■ Task goal:
Select every line containing the word "screenshot" from the material, and copy those lines.

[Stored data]
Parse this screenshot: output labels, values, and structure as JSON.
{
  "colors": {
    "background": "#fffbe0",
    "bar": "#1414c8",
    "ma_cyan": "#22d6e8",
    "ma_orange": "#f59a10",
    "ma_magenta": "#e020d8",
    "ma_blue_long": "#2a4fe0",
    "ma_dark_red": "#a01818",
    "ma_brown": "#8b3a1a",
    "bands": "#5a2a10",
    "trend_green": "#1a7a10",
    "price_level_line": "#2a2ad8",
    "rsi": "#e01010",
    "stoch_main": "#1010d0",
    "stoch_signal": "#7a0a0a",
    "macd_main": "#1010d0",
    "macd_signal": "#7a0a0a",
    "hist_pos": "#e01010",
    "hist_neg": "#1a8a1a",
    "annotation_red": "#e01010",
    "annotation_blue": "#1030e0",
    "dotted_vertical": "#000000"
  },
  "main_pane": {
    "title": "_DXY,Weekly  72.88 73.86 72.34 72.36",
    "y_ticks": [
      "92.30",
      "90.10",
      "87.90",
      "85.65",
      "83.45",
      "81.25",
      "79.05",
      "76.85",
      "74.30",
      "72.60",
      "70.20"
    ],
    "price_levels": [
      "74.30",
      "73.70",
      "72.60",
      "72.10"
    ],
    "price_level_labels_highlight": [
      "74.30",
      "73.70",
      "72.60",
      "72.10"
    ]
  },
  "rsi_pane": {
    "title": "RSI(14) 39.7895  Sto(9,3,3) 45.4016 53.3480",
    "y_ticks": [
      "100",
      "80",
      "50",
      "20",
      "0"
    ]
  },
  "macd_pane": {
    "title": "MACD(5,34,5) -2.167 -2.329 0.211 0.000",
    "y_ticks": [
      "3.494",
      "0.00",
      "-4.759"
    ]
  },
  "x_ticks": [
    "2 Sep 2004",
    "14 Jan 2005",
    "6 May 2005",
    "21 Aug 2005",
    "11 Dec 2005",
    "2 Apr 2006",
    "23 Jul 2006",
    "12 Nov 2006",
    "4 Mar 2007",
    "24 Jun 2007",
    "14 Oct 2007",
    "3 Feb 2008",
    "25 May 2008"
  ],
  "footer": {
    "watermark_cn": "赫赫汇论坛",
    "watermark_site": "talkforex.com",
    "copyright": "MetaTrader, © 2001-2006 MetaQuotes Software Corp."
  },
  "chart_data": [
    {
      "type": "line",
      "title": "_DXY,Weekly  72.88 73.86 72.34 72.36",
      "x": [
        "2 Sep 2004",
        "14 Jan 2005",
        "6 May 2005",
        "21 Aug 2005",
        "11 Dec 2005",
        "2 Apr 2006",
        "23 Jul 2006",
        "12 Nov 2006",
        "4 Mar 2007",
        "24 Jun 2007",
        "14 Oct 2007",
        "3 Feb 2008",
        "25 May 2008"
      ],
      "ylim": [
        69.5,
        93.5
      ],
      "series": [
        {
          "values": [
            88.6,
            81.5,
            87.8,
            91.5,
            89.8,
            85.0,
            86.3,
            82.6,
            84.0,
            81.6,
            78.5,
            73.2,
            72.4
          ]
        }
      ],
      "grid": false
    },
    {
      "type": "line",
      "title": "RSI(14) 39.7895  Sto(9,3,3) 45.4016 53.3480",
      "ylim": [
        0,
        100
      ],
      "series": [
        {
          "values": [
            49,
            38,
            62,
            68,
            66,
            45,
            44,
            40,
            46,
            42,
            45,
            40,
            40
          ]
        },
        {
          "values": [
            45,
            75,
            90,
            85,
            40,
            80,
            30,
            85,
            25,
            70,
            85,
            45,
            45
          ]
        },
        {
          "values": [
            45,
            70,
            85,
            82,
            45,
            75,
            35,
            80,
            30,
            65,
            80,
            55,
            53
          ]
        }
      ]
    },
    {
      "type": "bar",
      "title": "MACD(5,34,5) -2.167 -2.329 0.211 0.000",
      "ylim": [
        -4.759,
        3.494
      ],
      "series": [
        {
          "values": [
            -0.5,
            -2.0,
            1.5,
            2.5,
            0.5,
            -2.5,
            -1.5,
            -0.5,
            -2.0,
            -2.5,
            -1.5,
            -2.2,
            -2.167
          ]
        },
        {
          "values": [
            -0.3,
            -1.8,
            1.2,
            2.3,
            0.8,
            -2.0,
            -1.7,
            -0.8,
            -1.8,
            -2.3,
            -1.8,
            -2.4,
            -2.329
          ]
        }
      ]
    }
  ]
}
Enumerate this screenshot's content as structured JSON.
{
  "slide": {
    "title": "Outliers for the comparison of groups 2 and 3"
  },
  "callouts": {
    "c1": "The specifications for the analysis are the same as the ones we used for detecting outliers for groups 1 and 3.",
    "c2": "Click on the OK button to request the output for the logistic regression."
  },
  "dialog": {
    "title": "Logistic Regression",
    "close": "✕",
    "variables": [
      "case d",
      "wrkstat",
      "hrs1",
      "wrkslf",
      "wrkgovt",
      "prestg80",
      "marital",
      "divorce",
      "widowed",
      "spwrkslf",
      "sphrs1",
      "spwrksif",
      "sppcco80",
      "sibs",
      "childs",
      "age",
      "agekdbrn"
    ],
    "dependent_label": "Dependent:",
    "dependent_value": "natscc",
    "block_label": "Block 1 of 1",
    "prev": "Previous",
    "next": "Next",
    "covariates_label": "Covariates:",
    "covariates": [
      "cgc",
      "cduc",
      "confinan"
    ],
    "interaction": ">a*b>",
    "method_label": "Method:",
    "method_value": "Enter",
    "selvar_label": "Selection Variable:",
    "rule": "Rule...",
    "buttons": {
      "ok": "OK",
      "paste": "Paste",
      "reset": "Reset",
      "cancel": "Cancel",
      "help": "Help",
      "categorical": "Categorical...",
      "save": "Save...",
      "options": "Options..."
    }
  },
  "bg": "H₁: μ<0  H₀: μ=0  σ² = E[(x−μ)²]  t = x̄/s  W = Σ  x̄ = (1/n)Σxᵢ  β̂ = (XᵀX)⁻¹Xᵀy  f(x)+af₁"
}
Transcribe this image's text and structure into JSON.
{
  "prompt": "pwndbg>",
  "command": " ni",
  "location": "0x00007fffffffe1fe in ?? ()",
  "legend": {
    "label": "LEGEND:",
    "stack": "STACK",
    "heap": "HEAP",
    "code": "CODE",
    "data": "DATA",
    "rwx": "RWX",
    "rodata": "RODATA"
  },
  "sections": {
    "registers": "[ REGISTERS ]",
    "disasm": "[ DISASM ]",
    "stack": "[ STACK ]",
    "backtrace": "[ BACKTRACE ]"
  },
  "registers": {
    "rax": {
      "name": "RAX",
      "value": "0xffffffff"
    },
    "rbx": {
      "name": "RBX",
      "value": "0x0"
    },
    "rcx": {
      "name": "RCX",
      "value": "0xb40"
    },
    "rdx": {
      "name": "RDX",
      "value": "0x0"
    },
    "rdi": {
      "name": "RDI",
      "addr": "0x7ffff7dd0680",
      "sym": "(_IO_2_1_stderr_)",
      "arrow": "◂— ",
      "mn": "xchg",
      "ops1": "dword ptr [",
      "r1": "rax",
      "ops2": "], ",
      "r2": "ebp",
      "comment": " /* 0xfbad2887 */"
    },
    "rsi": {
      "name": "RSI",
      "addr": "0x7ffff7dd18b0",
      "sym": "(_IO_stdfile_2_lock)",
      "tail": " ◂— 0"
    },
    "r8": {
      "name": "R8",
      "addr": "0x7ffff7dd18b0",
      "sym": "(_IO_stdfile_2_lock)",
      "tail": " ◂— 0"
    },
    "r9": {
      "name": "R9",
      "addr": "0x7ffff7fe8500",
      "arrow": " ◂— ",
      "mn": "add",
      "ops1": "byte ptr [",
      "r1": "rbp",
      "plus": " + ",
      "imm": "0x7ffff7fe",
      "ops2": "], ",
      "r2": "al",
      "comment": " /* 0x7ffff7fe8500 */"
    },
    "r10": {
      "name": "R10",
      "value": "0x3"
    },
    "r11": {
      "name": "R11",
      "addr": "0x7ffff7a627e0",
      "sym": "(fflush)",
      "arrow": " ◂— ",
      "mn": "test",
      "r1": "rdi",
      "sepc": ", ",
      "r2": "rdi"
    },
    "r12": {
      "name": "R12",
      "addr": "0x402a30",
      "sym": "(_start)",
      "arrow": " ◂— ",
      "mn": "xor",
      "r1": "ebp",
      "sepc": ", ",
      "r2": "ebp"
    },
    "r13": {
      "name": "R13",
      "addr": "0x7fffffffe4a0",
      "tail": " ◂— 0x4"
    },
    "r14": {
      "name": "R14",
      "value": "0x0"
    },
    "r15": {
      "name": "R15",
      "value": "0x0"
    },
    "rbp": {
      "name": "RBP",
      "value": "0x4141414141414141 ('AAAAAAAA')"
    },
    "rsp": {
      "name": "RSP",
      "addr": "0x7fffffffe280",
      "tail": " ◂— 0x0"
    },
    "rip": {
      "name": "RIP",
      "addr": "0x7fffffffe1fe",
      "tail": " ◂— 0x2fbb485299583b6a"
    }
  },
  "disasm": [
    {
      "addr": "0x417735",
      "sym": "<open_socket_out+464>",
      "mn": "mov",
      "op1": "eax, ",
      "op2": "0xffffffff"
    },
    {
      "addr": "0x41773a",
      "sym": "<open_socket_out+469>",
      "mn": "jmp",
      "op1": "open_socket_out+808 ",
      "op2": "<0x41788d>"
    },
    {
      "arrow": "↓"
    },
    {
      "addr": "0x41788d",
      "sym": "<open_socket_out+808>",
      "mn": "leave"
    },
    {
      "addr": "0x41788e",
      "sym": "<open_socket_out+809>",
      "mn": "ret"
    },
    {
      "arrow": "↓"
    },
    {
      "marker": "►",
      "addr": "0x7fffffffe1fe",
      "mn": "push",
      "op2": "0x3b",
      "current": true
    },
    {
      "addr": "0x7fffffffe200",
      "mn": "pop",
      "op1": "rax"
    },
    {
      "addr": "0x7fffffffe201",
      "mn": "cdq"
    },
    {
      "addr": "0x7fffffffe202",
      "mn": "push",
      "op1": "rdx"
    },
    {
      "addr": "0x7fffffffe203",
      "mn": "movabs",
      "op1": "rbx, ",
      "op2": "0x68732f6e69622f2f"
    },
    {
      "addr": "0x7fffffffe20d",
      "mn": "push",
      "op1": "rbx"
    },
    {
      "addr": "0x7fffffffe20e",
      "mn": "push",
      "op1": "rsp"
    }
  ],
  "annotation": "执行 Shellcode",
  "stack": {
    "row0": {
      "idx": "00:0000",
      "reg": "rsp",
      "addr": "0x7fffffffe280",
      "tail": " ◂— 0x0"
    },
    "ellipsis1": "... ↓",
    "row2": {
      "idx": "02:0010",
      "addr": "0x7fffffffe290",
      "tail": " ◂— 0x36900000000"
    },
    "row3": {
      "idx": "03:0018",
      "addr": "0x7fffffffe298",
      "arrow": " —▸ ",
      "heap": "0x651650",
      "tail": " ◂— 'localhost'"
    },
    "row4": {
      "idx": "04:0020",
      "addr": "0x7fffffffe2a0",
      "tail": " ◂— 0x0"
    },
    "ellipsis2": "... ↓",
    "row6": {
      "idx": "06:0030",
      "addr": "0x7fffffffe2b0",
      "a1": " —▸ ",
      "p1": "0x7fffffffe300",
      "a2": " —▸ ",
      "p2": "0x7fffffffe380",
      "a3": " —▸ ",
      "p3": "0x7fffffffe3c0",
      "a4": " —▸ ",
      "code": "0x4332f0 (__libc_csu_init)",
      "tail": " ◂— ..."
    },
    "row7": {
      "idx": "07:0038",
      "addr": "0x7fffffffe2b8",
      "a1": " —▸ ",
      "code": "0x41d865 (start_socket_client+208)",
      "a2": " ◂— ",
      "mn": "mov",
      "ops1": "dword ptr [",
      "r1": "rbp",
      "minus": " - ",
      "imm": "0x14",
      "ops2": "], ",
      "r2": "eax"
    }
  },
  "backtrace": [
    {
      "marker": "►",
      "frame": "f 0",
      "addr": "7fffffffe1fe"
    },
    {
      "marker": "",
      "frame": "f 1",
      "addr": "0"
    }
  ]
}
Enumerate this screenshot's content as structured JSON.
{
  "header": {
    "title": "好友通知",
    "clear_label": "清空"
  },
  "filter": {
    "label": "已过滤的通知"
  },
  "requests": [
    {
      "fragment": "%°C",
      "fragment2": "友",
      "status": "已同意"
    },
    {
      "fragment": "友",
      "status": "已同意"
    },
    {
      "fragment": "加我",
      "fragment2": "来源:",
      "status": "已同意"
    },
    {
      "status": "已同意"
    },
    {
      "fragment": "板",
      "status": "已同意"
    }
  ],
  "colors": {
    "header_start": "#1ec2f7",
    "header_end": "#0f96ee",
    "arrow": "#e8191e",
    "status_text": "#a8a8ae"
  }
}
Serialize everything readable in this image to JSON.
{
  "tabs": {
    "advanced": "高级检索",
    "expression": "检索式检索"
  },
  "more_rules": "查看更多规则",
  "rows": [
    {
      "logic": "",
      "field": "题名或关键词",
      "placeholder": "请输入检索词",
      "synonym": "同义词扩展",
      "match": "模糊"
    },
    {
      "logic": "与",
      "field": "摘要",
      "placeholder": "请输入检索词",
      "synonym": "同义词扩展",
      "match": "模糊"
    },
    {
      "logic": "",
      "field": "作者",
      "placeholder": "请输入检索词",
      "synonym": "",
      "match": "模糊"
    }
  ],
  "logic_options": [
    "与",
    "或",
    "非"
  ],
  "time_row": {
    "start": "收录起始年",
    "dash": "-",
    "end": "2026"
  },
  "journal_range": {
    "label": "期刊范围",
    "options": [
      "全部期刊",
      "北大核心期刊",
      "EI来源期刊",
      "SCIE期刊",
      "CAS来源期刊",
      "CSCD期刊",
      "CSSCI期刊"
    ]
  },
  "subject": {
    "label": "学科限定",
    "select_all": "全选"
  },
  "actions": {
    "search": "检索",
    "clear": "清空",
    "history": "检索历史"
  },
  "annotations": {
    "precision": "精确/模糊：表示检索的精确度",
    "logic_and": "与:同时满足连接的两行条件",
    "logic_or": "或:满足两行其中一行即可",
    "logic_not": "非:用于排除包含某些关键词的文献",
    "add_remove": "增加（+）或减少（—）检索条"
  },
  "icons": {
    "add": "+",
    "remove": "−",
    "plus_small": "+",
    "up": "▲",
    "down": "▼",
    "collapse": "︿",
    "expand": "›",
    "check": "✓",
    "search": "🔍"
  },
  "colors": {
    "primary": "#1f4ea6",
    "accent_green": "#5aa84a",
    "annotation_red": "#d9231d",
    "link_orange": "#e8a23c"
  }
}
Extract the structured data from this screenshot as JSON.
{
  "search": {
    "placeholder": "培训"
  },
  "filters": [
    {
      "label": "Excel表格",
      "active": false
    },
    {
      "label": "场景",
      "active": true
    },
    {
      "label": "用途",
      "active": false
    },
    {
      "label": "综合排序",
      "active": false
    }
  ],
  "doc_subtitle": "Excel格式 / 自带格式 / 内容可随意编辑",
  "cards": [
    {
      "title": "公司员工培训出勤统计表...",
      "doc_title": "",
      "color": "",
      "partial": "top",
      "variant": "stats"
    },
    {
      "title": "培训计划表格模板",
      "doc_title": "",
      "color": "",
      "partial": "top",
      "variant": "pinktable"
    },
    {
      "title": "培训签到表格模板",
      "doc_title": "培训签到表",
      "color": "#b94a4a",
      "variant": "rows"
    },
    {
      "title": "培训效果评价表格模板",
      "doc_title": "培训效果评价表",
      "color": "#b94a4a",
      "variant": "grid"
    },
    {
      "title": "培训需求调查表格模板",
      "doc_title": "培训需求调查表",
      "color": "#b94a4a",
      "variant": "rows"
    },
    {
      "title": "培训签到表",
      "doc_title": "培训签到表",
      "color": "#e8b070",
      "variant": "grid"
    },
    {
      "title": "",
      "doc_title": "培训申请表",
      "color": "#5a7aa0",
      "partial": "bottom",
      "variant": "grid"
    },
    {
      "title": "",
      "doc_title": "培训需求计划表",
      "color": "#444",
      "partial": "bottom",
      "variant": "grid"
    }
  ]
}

■ Expected answer:
Parse this screenshot: output labels, values, and structure as JSON.
Enumerate this screenshot's content as structured JSON.
Enumerate this screenshot's content as structured JSON.
Extract the structured data from this screenshot as JSON.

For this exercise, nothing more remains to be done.